* [The problem] Omit the images. Copy each entry word for word.

* Begin Records to use *

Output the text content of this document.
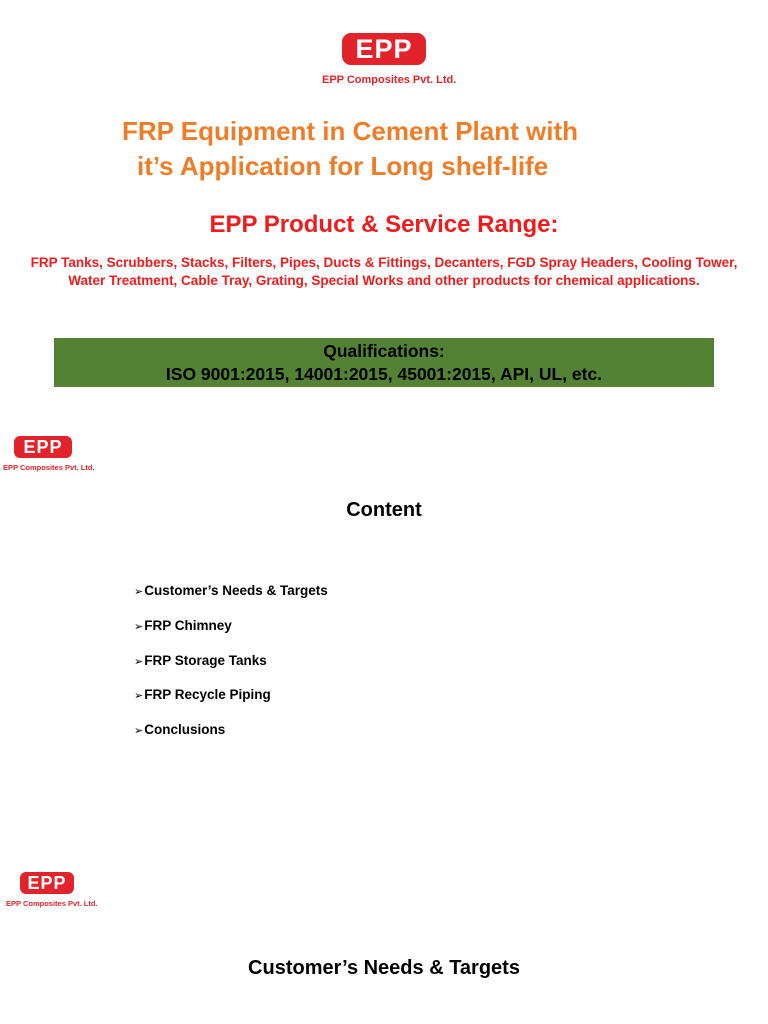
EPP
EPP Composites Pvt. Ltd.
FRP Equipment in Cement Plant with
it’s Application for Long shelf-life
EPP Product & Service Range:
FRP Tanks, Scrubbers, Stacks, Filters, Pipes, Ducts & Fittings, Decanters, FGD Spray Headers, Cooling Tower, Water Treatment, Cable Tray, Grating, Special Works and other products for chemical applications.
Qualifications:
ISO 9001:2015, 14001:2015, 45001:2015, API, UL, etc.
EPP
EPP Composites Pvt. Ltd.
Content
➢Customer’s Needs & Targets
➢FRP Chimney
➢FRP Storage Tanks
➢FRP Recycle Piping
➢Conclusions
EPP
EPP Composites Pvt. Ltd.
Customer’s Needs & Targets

* End Records to use *

* [Result]
Output the text content of this document.
EPP
EPP Composites Pvt. Ltd.
FRP Equipment in Cement Plant with
it’s Application for Long shelf-life
EPP Product & Service Range:
FRP Tanks, Scrubbers, Stacks, Filters, Pipes, Ducts & Fittings, Decanters, FGD Spray Headers, Cooling Tower, Water Treatment, Cable Tray, Grating, Special Works and other products for chemical applications.
Qualifications:
ISO 9001:2015, 14001:2015, 45001:2015, API, UL, etc.
EPP
EPP Composites Pvt. Ltd.
Content
➢Customer’s Needs & Targets
➢FRP Chimney
➢FRP Storage Tanks
➢FRP Recycle Piping
➢Conclusions
EPP
EPP Composites Pvt. Ltd.
Customer’s Needs & Targets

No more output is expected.